** START **

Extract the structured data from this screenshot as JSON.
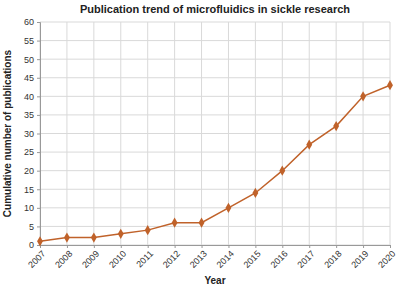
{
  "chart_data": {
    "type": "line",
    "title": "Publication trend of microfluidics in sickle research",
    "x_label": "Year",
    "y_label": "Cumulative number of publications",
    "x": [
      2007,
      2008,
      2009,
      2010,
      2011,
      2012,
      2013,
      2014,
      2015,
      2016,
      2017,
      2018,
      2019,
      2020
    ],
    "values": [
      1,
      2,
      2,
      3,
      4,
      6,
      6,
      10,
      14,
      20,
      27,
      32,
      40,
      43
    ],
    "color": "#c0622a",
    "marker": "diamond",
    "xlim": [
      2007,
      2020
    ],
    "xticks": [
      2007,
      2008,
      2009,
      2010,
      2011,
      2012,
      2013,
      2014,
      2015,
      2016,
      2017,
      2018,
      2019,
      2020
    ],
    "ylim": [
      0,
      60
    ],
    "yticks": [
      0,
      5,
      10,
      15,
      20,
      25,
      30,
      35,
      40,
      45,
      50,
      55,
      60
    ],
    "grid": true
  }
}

** END **
** START **

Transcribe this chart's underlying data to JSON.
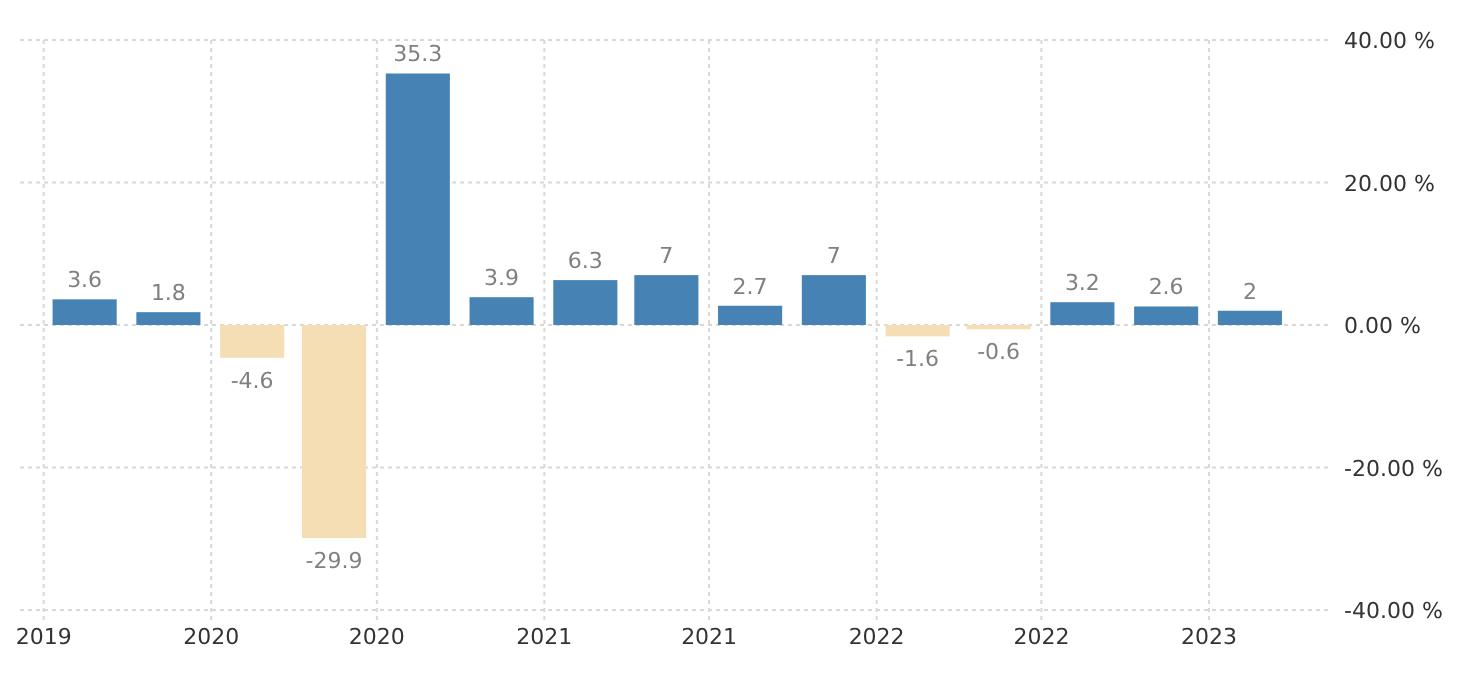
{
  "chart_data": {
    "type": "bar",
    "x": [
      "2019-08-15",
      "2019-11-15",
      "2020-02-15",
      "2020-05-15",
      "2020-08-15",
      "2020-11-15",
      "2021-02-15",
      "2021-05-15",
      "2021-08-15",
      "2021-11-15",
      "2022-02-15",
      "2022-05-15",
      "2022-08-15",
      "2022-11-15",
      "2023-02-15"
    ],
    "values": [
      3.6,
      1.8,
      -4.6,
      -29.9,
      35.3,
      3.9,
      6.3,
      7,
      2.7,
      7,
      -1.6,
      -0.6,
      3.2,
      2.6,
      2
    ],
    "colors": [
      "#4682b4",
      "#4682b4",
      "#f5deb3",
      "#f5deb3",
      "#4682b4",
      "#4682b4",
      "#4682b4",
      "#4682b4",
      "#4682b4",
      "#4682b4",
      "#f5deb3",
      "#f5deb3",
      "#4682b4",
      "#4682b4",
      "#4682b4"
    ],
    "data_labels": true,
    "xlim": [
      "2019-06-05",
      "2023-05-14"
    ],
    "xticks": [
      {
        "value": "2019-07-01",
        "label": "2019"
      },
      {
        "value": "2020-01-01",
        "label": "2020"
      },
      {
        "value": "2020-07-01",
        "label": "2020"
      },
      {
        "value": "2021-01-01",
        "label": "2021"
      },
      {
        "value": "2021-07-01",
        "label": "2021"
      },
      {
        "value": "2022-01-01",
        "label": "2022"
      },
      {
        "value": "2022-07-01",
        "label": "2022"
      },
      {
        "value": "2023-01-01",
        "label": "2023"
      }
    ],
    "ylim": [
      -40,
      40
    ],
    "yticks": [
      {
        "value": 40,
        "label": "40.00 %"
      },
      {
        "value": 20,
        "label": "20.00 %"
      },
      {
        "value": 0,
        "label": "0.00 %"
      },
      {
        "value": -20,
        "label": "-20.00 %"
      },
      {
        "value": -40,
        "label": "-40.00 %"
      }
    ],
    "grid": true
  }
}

** END **

Give only the number of lines in the material above where the string "this" appears.

The completed task: 2